_Requirements_
Find the line containing "Read all visible content and emit it as JSON." in the material below; copy that line and all following lines exactly.

_The data_
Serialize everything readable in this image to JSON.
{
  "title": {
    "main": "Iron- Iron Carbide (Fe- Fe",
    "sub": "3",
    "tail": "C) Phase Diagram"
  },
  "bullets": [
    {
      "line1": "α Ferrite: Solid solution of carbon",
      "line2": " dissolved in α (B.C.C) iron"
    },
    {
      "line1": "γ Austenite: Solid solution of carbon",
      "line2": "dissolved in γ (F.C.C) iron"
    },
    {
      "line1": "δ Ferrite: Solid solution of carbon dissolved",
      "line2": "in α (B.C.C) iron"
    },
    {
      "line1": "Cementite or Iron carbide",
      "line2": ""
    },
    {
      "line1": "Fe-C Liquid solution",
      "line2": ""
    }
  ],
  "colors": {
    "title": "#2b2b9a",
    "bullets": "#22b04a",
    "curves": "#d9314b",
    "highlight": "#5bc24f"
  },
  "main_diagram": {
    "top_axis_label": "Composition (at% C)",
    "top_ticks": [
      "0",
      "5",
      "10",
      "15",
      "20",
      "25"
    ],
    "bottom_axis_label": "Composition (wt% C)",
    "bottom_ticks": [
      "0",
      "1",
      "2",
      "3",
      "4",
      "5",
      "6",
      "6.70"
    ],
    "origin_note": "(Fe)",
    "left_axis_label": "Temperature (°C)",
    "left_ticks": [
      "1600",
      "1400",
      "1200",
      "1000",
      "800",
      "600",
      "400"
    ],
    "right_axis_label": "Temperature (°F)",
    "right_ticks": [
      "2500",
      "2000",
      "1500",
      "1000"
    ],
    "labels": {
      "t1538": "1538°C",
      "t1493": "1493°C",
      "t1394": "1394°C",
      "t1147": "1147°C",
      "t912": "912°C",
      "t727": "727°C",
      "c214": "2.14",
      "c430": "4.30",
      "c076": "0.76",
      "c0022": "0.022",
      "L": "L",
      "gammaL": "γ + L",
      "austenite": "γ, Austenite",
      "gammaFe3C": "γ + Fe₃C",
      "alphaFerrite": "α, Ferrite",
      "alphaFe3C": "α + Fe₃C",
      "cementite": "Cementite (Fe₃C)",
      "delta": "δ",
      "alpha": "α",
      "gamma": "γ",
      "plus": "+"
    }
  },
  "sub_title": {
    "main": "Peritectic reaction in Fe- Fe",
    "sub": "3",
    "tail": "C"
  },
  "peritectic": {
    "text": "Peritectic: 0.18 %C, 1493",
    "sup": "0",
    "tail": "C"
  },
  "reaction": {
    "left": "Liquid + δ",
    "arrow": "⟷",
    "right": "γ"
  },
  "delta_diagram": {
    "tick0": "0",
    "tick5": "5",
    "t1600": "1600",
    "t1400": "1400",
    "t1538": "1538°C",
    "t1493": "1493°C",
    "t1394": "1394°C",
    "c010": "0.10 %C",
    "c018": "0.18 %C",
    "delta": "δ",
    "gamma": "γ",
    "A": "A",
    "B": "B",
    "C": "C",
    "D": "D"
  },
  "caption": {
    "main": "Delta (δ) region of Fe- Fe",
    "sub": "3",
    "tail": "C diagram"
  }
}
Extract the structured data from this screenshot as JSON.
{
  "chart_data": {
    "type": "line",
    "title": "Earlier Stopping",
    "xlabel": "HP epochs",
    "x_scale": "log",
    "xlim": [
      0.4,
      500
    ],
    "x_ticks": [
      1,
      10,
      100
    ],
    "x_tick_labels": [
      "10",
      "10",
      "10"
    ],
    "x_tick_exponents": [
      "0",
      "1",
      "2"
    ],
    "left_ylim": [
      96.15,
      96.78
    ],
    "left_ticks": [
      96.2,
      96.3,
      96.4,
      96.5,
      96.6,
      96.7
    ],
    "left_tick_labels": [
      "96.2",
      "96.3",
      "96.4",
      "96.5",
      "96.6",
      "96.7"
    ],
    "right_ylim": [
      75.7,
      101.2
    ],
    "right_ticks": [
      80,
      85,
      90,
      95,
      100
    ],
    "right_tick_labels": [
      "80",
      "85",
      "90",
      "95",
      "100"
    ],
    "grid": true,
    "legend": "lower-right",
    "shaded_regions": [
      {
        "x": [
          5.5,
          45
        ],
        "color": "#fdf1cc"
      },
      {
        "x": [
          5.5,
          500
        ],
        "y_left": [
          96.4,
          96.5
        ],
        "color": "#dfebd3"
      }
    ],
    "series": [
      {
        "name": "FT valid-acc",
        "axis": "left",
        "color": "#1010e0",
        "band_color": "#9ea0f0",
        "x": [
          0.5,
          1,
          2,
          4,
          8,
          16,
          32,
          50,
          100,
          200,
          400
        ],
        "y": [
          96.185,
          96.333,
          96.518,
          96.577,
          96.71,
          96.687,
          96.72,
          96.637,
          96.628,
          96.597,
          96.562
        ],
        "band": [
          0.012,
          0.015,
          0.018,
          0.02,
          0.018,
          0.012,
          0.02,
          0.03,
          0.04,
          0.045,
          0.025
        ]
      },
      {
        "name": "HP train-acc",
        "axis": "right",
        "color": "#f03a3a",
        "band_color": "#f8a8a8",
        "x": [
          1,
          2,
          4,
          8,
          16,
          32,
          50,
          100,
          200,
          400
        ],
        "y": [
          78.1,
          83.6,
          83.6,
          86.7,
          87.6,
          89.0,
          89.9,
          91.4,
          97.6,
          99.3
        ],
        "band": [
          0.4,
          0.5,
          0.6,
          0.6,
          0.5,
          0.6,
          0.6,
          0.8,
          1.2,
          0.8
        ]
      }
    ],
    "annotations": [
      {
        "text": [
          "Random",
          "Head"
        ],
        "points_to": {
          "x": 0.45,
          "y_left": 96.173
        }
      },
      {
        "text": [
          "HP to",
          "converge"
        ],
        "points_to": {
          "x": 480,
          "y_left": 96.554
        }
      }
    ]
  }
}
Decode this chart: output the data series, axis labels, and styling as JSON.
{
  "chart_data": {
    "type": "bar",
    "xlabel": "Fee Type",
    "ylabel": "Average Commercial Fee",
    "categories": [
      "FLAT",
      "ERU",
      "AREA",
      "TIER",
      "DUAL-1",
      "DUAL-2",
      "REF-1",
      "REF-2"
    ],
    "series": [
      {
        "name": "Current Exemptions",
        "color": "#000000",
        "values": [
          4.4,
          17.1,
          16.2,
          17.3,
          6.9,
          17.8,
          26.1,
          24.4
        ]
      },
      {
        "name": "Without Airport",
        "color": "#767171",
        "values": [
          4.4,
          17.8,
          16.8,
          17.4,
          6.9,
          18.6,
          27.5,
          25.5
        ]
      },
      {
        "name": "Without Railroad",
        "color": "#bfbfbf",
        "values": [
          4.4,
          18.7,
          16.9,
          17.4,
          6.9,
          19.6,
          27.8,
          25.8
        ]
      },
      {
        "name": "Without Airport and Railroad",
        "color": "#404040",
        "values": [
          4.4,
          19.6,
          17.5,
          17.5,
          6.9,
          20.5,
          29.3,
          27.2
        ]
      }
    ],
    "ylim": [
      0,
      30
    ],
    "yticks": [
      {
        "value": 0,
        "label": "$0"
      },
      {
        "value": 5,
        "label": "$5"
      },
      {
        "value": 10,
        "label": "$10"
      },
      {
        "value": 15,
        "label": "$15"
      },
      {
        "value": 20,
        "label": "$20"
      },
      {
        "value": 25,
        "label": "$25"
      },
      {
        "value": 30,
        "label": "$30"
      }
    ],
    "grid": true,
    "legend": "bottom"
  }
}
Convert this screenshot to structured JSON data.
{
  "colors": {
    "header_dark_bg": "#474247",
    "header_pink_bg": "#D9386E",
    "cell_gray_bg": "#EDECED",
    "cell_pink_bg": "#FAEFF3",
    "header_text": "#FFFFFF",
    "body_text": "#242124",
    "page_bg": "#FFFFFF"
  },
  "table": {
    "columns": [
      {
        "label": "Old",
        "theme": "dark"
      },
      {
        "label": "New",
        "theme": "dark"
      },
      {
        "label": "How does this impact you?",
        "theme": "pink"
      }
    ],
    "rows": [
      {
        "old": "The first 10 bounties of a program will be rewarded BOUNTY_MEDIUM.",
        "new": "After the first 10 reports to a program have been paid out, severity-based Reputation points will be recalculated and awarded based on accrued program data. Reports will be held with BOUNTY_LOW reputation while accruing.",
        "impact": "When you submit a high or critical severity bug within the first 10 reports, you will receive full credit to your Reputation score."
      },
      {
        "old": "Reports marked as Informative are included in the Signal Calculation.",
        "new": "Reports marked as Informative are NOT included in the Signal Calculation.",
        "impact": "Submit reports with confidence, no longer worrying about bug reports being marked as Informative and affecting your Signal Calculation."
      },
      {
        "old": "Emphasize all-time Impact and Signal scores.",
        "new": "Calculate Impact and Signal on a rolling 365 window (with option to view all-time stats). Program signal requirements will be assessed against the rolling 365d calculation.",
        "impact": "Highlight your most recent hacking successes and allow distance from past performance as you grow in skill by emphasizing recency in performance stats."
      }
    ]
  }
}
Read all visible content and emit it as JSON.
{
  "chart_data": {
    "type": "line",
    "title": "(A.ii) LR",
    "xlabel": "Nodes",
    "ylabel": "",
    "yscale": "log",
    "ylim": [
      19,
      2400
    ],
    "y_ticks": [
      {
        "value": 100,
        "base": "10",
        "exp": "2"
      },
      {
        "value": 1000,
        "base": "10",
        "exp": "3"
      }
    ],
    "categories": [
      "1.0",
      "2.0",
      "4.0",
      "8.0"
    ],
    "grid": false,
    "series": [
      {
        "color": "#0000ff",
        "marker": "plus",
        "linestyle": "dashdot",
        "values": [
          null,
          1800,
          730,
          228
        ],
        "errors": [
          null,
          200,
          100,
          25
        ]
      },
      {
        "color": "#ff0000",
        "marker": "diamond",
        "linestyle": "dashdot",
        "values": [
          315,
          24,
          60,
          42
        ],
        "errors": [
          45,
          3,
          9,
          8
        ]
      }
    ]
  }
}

_Solution for this problem_
Read all visible content and emit it as JSON.
{
  "chart_data": {
    "type": "line",
    "title": "(A.ii) LR",
    "xlabel": "Nodes",
    "ylabel": "",
    "yscale": "log",
    "ylim": [
      19,
      2400
    ],
    "y_ticks": [
      {
        "value": 100,
        "base": "10",
        "exp": "2"
      },
      {
        "value": 1000,
        "base": "10",
        "exp": "3"
      }
    ],
    "categories": [
      "1.0",
      "2.0",
      "4.0",
      "8.0"
    ],
    "grid": false,
    "series": [
      {
        "color": "#0000ff",
        "marker": "plus",
        "linestyle": "dashdot",
        "values": [
          null,
          1800,
          730,
          228
        ],
        "errors": [
          null,
          200,
          100,
          25
        ]
      },
      {
        "color": "#ff0000",
        "marker": "diamond",
        "linestyle": "dashdot",
        "values": [
          315,
          24,
          60,
          42
        ],
        "errors": [
          45,
          3,
          9,
          8
        ]
      }
    ]
  }
}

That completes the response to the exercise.